** BEGIN Task inputs **
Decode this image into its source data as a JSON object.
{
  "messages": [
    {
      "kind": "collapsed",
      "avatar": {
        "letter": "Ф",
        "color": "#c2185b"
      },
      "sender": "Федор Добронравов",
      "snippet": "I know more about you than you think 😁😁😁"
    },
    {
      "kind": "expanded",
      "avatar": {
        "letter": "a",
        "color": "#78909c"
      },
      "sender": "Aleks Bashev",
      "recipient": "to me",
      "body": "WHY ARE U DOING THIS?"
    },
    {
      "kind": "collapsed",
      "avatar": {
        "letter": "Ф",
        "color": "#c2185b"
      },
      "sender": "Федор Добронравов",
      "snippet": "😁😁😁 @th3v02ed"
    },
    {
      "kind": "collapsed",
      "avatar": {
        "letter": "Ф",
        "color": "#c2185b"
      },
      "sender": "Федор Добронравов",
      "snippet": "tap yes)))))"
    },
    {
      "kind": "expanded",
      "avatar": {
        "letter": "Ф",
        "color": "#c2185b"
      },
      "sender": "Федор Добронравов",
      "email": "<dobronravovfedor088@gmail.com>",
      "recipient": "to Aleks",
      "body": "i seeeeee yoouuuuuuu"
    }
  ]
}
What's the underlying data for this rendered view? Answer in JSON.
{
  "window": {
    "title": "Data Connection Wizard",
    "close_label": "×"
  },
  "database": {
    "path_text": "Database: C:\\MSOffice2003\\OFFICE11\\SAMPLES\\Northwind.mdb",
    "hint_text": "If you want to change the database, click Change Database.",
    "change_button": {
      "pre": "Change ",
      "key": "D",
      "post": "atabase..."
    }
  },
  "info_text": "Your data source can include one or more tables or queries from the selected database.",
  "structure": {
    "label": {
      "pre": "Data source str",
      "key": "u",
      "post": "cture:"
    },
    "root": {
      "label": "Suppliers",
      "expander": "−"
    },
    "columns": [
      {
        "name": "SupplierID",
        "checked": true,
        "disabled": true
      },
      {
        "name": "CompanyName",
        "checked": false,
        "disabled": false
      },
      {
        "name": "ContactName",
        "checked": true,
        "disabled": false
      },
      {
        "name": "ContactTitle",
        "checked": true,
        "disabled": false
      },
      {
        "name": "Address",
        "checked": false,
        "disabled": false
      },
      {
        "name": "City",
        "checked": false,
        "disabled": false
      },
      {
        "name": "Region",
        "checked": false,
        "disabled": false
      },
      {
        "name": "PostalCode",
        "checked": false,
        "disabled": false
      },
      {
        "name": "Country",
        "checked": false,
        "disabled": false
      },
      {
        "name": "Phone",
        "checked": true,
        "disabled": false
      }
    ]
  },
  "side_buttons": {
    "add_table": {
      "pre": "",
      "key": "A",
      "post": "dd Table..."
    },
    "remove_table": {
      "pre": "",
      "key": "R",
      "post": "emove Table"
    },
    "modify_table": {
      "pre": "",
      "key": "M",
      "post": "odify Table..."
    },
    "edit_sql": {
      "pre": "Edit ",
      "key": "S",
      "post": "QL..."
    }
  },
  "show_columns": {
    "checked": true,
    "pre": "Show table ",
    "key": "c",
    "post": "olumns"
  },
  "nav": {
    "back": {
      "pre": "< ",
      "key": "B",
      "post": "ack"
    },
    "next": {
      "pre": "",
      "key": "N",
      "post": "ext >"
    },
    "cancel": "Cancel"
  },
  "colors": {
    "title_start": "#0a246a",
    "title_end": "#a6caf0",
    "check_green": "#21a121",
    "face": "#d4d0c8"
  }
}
** END Task inputs **
Please restate the records in full, word for word.

*Exercise answer*.
Decode this image into its source data as a JSON object.
{
  "messages": [
    {
      "kind": "collapsed",
      "avatar": {
        "letter": "Ф",
        "color": "#c2185b"
      },
      "sender": "Федор Добронравов",
      "snippet": "I know more about you than you think 😁😁😁"
    },
    {
      "kind": "expanded",
      "avatar": {
        "letter": "a",
        "color": "#78909c"
      },
      "sender": "Aleks Bashev",
      "recipient": "to me",
      "body": "WHY ARE U DOING THIS?"
    },
    {
      "kind": "collapsed",
      "avatar": {
        "letter": "Ф",
        "color": "#c2185b"
      },
      "sender": "Федор Добронравов",
      "snippet": "😁😁😁 @th3v02ed"
    },
    {
      "kind": "collapsed",
      "avatar": {
        "letter": "Ф",
        "color": "#c2185b"
      },
      "sender": "Федор Добронравов",
      "snippet": "tap yes)))))"
    },
    {
      "kind": "expanded",
      "avatar": {
        "letter": "Ф",
        "color": "#c2185b"
      },
      "sender": "Федор Добронравов",
      "email": "<dobronravovfedor088@gmail.com>",
      "recipient": "to Aleks",
      "body": "i seeeeee yoouuuuuuu"
    }
  ]
}
What's the underlying data for this rendered view? Answer in JSON.
{
  "window": {
    "title": "Data Connection Wizard",
    "close_label": "×"
  },
  "database": {
    "path_text": "Database: C:\\MSOffice2003\\OFFICE11\\SAMPLES\\Northwind.mdb",
    "hint_text": "If you want to change the database, click Change Database.",
    "change_button": {
      "pre": "Change ",
      "key": "D",
      "post": "atabase..."
    }
  },
  "info_text": "Your data source can include one or more tables or queries from the selected database.",
  "structure": {
    "label": {
      "pre": "Data source str",
      "key": "u",
      "post": "cture:"
    },
    "root": {
      "label": "Suppliers",
      "expander": "−"
    },
    "columns": [
      {
        "name": "SupplierID",
        "checked": true,
        "disabled": true
      },
      {
        "name": "CompanyName",
        "checked": false,
        "disabled": false
      },
      {
        "name": "ContactName",
        "checked": true,
        "disabled": false
      },
      {
        "name": "ContactTitle",
        "checked": true,
        "disabled": false
      },
      {
        "name": "Address",
        "checked": false,
        "disabled": false
      },
      {
        "name": "City",
        "checked": false,
        "disabled": false
      },
      {
        "name": "Region",
        "checked": false,
        "disabled": false
      },
      {
        "name": "PostalCode",
        "checked": false,
        "disabled": false
      },
      {
        "name": "Country",
        "checked": false,
        "disabled": false
      },
      {
        "name": "Phone",
        "checked": true,
        "disabled": false
      }
    ]
  },
  "side_buttons": {
    "add_table": {
      "pre": "",
      "key": "A",
      "post": "dd Table..."
    },
    "remove_table": {
      "pre": "",
      "key": "R",
      "post": "emove Table"
    },
    "modify_table": {
      "pre": "",
      "key": "M",
      "post": "odify Table..."
    },
    "edit_sql": {
      "pre": "Edit ",
      "key": "S",
      "post": "QL..."
    }
  },
  "show_columns": {
    "checked": true,
    "pre": "Show table ",
    "key": "c",
    "post": "olumns"
  },
  "nav": {
    "back": {
      "pre": "< ",
      "key": "B",
      "post": "ack"
    },
    "next": {
      "pre": "",
      "key": "N",
      "post": "ext >"
    },
    "cancel": "Cancel"
  },
  "colors": {
    "title_start": "#0a246a",
    "title_end": "#a6caf0",
    "check_green": "#21a121",
    "face": "#d4d0c8"
  }
}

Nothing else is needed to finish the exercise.